▶ **SHORT EXERCISE**
Count lines with "информацији" in them. Report only the total.

▶ **PROVIDED INFORMATION**
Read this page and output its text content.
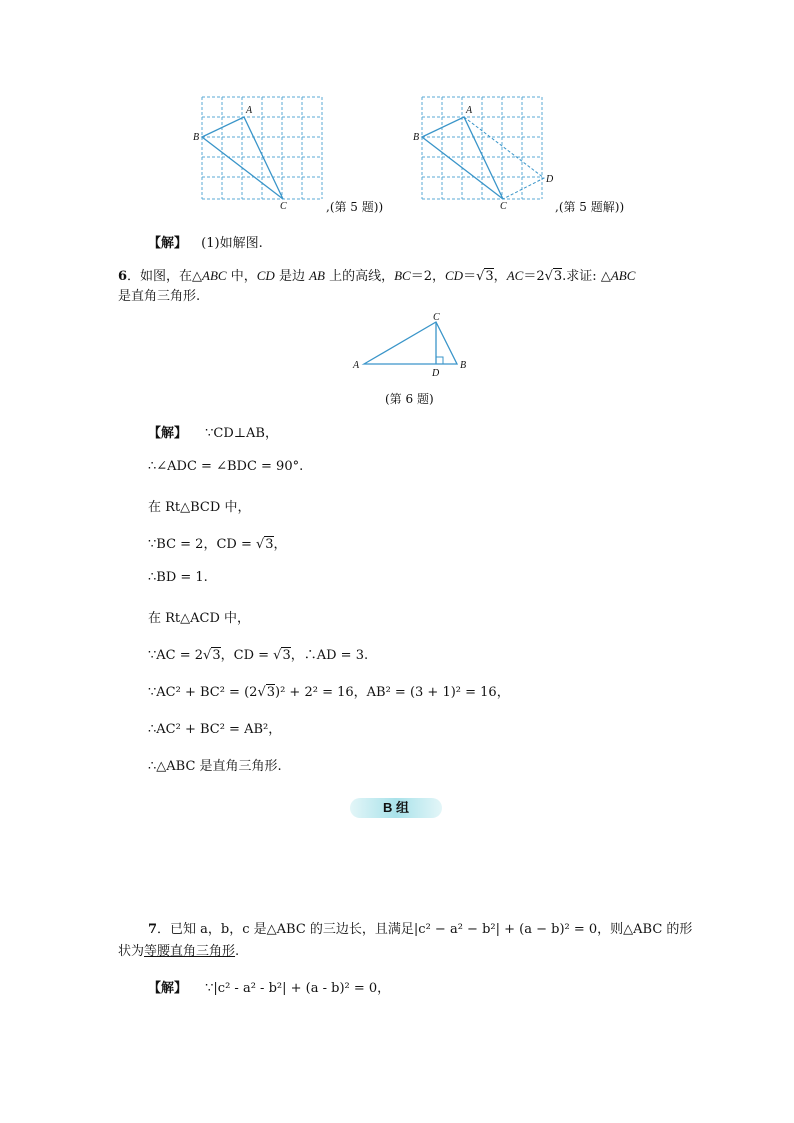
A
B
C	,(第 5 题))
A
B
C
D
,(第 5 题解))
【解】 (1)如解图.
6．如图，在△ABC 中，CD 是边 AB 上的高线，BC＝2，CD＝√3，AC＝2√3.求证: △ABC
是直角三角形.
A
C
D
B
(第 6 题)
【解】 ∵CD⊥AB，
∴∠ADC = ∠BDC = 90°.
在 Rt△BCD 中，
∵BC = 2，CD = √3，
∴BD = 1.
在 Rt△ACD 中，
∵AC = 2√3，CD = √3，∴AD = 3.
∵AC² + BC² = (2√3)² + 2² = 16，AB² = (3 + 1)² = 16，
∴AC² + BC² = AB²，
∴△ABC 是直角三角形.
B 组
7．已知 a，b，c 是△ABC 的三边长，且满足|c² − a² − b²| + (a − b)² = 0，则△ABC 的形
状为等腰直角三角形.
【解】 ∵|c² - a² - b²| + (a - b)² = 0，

...

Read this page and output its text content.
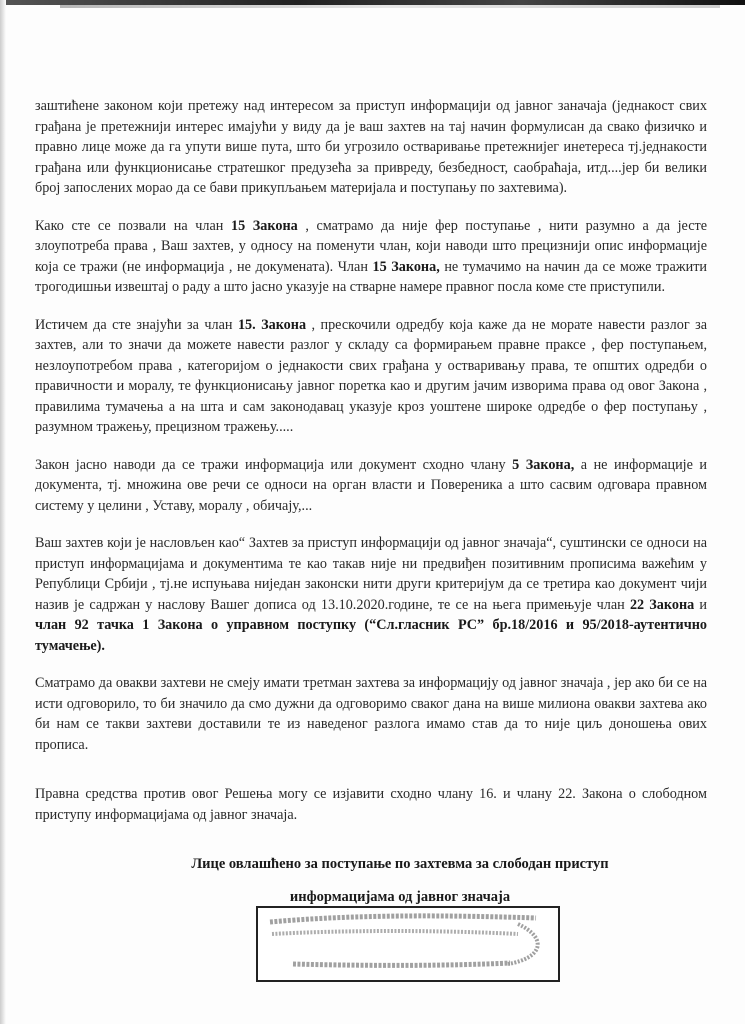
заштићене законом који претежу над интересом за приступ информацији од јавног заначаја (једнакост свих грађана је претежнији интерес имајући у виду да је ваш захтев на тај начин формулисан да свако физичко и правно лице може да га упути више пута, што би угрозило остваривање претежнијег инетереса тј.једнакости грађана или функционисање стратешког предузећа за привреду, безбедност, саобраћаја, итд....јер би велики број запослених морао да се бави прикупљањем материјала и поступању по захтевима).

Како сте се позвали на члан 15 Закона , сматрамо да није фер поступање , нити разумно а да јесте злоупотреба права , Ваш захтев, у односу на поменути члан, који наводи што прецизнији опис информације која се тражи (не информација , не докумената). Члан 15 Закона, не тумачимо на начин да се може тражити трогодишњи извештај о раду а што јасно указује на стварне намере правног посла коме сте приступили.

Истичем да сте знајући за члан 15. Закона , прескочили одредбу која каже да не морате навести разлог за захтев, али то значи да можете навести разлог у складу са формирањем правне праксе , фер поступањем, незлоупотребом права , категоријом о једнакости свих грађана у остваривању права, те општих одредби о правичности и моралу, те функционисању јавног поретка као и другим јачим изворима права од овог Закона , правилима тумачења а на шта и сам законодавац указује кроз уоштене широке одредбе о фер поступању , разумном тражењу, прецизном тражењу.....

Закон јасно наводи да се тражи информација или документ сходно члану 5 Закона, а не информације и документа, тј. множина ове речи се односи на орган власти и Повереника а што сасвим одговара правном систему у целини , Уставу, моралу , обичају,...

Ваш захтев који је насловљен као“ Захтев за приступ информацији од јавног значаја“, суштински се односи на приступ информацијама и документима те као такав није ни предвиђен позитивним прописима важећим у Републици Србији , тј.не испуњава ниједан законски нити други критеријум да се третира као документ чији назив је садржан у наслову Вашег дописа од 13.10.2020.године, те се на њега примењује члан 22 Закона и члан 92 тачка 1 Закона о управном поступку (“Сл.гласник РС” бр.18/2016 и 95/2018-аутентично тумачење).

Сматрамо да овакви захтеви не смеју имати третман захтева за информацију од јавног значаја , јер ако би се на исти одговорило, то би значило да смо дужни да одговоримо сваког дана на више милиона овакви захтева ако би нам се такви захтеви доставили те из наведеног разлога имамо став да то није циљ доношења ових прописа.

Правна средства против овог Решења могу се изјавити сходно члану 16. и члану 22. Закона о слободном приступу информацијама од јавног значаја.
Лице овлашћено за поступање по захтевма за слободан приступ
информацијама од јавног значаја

▶ **OUTPUT BELOW**
2